== Listed records

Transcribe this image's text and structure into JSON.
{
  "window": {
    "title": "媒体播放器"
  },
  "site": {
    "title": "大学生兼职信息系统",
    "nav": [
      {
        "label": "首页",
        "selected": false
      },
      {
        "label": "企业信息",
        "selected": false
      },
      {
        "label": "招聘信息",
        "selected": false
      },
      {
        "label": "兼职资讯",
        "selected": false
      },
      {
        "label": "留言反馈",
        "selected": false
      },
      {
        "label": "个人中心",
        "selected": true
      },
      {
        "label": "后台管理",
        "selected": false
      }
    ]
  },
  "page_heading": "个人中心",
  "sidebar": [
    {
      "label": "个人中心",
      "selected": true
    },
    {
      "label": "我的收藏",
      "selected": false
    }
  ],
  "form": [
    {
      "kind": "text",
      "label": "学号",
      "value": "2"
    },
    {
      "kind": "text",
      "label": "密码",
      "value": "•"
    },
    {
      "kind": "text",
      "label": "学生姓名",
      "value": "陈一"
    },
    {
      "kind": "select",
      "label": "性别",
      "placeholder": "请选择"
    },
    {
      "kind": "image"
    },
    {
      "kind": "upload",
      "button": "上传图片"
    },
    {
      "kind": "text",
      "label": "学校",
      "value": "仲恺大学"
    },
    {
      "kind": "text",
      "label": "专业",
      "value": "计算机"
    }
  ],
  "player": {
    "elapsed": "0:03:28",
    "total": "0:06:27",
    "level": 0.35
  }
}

====

Goal – Each line in the material above must be retyped without alteration.

Written answer –
Transcribe this image's text and structure into JSON.
{
  "window": {
    "title": "媒体播放器"
  },
  "site": {
    "title": "大学生兼职信息系统",
    "nav": [
      {
        "label": "首页",
        "selected": false
      },
      {
        "label": "企业信息",
        "selected": false
      },
      {
        "label": "招聘信息",
        "selected": false
      },
      {
        "label": "兼职资讯",
        "selected": false
      },
      {
        "label": "留言反馈",
        "selected": false
      },
      {
        "label": "个人中心",
        "selected": true
      },
      {
        "label": "后台管理",
        "selected": false
      }
    ]
  },
  "page_heading": "个人中心",
  "sidebar": [
    {
      "label": "个人中心",
      "selected": true
    },
    {
      "label": "我的收藏",
      "selected": false
    }
  ],
  "form": [
    {
      "kind": "text",
      "label": "学号",
      "value": "2"
    },
    {
      "kind": "text",
      "label": "密码",
      "value": "•"
    },
    {
      "kind": "text",
      "label": "学生姓名",
      "value": "陈一"
    },
    {
      "kind": "select",
      "label": "性别",
      "placeholder": "请选择"
    },
    {
      "kind": "image"
    },
    {
      "kind": "upload",
      "button": "上传图片"
    },
    {
      "kind": "text",
      "label": "学校",
      "value": "仲恺大学"
    },
    {
      "kind": "text",
      "label": "专业",
      "value": "计算机"
    }
  ],
  "player": {
    "elapsed": "0:03:28",
    "total": "0:06:27",
    "level": 0.35
  }
}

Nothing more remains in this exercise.